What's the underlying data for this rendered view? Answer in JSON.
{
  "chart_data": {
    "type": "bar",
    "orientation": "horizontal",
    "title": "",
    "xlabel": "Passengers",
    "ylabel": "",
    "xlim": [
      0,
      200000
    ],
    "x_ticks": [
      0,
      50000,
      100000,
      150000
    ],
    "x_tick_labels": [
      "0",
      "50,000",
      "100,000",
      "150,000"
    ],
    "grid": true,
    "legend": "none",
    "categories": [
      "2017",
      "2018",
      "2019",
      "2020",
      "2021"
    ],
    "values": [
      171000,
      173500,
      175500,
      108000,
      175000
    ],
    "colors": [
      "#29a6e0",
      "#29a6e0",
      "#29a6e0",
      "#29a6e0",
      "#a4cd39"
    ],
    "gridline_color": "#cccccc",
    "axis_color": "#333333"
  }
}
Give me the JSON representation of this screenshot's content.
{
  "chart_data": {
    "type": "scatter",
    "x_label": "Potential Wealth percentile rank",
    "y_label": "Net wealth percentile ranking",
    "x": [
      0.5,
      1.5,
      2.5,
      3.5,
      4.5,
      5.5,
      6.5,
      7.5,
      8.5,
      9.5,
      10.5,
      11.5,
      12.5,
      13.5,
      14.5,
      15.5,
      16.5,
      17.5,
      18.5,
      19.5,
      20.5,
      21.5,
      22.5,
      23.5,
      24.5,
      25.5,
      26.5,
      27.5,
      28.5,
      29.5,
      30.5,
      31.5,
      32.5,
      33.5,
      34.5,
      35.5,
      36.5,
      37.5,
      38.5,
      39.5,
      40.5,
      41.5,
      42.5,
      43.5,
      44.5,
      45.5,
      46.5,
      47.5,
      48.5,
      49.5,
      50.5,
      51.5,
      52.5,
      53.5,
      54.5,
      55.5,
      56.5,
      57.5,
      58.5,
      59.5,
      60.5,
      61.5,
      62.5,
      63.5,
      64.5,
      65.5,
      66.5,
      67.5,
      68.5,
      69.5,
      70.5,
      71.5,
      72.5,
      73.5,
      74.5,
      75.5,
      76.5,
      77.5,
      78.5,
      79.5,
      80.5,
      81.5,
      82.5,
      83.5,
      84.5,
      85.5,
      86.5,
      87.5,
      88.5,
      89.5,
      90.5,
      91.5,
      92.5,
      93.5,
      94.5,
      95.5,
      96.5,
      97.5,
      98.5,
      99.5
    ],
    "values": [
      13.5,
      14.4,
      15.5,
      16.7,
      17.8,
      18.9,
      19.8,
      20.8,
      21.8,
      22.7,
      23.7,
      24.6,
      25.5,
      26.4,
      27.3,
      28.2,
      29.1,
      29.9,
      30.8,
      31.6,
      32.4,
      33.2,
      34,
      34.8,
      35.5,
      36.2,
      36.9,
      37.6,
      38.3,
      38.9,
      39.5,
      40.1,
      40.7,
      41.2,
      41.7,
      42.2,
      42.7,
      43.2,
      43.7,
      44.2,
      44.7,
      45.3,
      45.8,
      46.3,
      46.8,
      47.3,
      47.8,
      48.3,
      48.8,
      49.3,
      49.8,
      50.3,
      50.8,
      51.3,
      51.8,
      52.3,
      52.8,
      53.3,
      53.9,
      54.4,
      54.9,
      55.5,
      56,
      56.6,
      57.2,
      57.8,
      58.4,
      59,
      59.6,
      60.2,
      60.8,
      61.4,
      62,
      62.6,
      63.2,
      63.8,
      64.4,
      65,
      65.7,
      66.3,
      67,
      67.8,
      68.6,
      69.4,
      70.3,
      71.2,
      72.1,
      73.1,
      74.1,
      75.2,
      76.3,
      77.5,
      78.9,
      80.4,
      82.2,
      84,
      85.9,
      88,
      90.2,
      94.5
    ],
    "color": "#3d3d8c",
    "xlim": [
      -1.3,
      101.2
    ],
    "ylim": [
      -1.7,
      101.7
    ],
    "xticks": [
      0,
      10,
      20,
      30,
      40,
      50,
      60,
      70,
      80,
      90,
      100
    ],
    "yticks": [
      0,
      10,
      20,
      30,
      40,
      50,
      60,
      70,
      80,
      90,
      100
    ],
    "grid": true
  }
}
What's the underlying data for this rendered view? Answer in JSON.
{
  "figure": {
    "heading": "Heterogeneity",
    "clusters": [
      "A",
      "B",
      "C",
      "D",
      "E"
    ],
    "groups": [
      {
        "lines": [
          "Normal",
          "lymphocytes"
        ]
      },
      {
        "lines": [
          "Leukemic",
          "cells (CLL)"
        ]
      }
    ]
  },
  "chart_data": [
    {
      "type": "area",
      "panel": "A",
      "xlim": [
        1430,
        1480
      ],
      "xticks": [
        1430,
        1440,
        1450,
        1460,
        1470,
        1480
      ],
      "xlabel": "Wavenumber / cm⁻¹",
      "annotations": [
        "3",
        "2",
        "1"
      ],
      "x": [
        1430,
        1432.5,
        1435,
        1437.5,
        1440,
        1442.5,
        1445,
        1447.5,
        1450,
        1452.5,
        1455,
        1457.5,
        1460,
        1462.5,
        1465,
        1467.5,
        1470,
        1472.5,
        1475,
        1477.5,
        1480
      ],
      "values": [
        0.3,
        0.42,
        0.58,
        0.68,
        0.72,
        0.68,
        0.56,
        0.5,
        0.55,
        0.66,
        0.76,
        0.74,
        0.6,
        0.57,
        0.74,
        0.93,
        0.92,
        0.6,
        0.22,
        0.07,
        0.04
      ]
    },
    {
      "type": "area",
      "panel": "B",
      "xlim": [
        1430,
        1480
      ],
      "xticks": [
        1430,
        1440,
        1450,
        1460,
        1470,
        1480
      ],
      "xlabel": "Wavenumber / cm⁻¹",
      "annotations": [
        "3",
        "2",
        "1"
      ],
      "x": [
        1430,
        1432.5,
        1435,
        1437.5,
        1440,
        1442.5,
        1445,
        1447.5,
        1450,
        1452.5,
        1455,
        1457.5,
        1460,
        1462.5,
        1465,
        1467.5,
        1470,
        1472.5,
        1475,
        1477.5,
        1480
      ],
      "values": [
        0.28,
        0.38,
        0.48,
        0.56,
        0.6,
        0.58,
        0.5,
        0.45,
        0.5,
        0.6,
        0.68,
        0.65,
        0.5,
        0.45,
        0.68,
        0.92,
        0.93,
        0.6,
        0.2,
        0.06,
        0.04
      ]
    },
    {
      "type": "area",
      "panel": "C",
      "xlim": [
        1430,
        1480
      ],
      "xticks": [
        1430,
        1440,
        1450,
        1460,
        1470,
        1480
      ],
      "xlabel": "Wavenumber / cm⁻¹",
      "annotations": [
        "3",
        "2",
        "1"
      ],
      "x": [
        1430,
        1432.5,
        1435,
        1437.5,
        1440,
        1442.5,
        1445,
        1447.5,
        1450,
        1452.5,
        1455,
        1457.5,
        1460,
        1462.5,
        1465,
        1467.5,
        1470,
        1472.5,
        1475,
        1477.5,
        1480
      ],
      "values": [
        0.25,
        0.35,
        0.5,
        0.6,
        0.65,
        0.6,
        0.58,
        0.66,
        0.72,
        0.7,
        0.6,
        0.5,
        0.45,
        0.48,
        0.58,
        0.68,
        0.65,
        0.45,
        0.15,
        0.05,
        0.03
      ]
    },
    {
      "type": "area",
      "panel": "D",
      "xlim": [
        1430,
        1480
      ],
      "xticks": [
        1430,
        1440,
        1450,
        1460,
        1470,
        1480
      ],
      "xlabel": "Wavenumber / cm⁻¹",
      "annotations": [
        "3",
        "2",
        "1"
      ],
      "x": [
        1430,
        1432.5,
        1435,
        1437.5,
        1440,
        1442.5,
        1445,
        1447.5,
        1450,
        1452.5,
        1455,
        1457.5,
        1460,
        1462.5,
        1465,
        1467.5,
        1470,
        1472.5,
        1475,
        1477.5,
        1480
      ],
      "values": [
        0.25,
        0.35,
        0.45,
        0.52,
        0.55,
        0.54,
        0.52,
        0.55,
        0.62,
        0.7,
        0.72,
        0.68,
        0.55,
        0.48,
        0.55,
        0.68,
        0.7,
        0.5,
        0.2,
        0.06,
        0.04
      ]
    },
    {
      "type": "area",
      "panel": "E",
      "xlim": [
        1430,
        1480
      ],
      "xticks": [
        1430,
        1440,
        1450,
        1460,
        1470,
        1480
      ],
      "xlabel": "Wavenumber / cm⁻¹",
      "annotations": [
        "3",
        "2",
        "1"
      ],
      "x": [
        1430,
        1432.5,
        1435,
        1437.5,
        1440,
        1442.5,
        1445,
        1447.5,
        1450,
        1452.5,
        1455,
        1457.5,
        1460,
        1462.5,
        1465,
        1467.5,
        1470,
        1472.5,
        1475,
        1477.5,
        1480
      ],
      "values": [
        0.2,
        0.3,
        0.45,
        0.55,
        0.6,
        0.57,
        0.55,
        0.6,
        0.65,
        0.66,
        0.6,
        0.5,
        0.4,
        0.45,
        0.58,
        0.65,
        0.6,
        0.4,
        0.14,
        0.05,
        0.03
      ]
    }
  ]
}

☆ ☆ ☆

## EXERCISE GOAL
Each line that has the word "percentile" should be copied.

## FULL SOLUTION
    "x_label": "Potential Wealth percentile rank",
    "y_label": "Net wealth percentile ranking",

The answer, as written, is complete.